Work to be completed ▸
Reply with one number: the count of lines in the listing that contain the string "nvelika".

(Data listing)
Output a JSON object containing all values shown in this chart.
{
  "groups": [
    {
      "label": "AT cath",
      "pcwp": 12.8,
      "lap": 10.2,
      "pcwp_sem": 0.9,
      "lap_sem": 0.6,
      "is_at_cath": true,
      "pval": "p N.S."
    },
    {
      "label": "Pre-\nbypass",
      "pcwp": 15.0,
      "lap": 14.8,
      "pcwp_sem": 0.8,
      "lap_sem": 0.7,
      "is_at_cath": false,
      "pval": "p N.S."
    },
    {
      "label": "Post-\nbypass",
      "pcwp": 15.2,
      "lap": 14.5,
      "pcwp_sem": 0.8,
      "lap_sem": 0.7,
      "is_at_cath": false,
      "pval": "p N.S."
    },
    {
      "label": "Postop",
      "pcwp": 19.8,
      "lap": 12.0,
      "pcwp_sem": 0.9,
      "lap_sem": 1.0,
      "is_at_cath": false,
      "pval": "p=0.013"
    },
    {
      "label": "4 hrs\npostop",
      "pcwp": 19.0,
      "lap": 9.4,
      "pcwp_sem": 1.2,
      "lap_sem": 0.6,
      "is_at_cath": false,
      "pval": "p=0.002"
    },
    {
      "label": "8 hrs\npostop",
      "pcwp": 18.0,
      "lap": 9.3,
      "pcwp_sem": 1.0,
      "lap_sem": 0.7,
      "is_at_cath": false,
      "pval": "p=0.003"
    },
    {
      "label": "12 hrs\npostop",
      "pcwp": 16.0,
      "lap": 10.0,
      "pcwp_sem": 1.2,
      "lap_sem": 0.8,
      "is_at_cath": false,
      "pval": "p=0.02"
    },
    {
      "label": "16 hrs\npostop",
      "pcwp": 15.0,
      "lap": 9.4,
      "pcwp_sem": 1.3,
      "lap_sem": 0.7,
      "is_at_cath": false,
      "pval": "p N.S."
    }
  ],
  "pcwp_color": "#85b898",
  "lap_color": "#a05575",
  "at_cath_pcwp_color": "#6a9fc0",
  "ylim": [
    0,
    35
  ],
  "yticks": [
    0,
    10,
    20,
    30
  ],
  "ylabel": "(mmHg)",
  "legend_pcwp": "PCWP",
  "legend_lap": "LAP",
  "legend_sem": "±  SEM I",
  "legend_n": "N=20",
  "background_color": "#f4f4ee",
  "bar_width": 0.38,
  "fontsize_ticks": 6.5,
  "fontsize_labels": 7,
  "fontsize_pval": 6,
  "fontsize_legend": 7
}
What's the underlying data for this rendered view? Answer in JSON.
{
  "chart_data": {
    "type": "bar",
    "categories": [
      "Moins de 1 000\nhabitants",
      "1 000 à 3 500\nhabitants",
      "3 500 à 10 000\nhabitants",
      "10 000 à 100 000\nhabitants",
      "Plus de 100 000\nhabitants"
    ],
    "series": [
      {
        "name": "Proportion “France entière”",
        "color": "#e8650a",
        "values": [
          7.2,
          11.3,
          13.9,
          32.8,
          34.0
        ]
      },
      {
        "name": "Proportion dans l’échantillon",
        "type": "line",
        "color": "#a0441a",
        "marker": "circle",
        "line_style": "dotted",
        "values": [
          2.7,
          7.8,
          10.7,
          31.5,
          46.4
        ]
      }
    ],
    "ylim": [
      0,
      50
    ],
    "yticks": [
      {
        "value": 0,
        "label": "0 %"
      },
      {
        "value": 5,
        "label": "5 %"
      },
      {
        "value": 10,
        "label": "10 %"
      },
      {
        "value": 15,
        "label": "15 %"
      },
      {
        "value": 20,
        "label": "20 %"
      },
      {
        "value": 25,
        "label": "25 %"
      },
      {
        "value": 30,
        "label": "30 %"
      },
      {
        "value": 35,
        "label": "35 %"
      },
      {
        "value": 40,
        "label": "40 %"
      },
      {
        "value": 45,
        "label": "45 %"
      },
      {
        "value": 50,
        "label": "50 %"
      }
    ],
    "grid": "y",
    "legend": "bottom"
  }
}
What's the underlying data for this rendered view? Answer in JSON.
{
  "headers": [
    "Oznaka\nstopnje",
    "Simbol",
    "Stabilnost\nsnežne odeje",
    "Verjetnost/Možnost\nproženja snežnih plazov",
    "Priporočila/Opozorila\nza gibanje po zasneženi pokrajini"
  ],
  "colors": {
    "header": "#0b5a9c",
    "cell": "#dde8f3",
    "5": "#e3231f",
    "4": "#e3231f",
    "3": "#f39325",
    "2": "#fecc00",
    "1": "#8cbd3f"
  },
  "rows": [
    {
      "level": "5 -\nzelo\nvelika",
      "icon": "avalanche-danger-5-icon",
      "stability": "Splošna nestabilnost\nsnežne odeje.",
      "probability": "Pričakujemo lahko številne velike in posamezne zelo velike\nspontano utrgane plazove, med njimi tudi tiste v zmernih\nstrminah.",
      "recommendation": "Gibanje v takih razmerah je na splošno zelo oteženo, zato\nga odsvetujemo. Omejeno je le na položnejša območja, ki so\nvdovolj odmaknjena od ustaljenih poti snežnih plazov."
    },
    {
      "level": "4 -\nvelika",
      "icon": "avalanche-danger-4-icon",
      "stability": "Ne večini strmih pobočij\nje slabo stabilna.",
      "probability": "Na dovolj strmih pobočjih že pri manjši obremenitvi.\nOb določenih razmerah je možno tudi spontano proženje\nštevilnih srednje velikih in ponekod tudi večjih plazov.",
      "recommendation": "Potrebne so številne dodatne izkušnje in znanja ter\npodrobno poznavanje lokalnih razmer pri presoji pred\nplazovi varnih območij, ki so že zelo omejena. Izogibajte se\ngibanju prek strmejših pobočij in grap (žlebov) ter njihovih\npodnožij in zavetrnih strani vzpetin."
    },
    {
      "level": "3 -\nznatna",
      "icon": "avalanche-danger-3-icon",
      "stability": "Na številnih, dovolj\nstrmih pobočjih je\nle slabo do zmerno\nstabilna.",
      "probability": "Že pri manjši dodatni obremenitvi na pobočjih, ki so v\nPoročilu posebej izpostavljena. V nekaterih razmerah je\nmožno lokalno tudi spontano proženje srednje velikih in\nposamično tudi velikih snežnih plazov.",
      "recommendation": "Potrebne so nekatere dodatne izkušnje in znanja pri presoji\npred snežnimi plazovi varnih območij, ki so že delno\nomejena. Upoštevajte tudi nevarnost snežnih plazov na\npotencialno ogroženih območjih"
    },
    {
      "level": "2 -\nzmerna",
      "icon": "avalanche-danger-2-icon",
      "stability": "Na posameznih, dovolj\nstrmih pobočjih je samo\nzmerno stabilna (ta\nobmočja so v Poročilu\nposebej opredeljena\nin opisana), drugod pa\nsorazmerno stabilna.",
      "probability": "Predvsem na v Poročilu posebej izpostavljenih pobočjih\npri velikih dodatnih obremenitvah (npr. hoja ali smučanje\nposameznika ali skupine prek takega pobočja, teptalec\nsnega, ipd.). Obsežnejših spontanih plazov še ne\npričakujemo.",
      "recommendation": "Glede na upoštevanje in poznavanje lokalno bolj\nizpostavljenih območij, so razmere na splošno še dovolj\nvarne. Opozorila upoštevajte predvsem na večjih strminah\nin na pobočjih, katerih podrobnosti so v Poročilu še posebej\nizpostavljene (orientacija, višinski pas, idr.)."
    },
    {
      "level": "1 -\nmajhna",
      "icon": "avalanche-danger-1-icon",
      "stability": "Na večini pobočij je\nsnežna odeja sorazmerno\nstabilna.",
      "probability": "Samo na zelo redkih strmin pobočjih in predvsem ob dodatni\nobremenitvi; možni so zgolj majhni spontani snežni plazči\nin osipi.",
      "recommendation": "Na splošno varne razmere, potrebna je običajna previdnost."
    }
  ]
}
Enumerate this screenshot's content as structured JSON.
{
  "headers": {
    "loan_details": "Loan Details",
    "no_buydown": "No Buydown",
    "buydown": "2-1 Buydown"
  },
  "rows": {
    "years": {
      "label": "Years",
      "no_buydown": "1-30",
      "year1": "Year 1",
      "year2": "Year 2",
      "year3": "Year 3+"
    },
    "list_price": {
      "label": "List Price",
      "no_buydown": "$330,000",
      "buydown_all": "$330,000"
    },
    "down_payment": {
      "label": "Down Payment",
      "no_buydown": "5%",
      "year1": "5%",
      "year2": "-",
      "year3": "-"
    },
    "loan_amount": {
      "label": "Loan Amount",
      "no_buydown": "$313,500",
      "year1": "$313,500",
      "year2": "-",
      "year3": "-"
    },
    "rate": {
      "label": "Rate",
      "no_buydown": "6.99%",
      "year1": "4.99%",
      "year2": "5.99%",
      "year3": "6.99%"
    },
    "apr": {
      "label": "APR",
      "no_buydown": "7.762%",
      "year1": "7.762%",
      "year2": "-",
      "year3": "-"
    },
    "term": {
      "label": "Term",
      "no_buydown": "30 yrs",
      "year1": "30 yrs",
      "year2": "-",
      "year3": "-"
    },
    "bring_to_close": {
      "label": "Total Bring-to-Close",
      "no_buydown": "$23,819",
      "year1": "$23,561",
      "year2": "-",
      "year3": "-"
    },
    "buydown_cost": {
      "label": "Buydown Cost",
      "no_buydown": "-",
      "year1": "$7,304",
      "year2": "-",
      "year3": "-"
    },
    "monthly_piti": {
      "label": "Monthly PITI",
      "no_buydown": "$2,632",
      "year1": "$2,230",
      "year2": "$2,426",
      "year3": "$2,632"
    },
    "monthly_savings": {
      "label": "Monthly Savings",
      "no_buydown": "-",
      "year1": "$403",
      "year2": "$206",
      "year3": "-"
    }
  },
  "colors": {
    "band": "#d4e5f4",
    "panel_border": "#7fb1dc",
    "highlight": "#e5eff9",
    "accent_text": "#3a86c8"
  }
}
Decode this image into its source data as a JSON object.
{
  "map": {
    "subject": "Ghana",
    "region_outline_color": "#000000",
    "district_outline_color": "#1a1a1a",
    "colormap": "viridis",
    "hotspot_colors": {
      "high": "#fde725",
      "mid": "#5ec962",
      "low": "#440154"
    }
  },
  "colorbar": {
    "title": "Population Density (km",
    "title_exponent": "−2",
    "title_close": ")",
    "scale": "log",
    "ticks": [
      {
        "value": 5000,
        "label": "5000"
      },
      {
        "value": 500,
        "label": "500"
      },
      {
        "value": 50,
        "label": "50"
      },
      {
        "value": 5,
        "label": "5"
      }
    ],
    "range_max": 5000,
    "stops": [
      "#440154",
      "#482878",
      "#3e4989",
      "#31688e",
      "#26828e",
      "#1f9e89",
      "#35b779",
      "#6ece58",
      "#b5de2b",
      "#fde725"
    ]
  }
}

Answer to the problem ▸
2